**Items from a dataset:**
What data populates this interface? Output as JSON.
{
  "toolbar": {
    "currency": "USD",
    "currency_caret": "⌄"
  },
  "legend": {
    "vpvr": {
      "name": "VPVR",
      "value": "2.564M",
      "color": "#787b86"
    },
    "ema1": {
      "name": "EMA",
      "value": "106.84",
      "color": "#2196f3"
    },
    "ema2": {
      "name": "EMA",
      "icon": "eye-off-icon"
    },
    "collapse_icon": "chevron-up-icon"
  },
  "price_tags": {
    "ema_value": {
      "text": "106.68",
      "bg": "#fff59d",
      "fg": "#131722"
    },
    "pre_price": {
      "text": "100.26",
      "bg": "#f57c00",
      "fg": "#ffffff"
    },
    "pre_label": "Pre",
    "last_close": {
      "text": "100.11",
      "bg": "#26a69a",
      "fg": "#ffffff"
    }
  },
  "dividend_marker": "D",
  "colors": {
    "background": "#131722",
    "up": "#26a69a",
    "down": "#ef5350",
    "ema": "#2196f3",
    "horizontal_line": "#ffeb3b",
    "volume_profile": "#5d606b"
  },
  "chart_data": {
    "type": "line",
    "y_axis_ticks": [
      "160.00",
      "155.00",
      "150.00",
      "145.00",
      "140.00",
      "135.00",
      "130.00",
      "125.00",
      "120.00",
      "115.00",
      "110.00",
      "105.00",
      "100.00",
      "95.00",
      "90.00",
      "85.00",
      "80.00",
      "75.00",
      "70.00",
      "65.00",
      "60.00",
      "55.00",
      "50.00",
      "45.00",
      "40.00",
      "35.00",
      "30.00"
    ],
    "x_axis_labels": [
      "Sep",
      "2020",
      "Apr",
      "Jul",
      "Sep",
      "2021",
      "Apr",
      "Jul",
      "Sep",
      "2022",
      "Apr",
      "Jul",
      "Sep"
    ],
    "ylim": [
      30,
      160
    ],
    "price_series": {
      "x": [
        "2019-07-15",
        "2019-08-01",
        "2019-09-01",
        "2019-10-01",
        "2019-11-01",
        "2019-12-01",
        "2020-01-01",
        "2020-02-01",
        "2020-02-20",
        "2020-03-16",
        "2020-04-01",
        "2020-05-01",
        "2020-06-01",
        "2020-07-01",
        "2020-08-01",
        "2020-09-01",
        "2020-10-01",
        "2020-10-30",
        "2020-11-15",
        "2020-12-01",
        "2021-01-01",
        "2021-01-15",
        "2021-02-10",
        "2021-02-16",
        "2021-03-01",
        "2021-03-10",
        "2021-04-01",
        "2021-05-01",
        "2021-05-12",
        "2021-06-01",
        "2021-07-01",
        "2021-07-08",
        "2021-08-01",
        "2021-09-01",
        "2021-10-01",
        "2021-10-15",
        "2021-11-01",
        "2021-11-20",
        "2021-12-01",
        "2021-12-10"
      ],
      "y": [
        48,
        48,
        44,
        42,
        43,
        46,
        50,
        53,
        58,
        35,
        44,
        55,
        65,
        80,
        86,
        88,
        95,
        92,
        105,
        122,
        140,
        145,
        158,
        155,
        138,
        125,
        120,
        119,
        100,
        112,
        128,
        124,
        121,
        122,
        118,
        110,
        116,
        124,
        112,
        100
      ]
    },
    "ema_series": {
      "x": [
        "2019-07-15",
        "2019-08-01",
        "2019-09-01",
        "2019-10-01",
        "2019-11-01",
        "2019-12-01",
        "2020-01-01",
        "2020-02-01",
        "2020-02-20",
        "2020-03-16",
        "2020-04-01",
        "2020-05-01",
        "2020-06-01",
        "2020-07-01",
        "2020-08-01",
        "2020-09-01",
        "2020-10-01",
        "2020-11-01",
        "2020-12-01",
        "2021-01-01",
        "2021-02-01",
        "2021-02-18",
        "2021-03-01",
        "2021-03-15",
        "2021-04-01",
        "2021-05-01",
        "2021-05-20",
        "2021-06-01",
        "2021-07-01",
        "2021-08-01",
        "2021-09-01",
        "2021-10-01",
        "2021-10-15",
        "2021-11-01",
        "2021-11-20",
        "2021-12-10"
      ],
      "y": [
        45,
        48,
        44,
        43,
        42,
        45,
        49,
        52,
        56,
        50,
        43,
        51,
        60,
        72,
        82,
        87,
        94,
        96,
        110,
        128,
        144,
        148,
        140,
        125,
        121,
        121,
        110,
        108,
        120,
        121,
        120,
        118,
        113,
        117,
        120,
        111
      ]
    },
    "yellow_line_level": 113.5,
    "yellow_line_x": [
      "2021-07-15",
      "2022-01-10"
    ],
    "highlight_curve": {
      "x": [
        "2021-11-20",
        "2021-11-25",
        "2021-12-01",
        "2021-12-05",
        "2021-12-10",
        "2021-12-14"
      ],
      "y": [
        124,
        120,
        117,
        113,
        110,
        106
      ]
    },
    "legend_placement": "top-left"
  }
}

**What needs to be done:** Filter the records, keeping only lines that contain "icon", and show those lines.

**In response:**
      "icon": "eye-off-icon"
    "collapse_icon": "chevron-up-icon"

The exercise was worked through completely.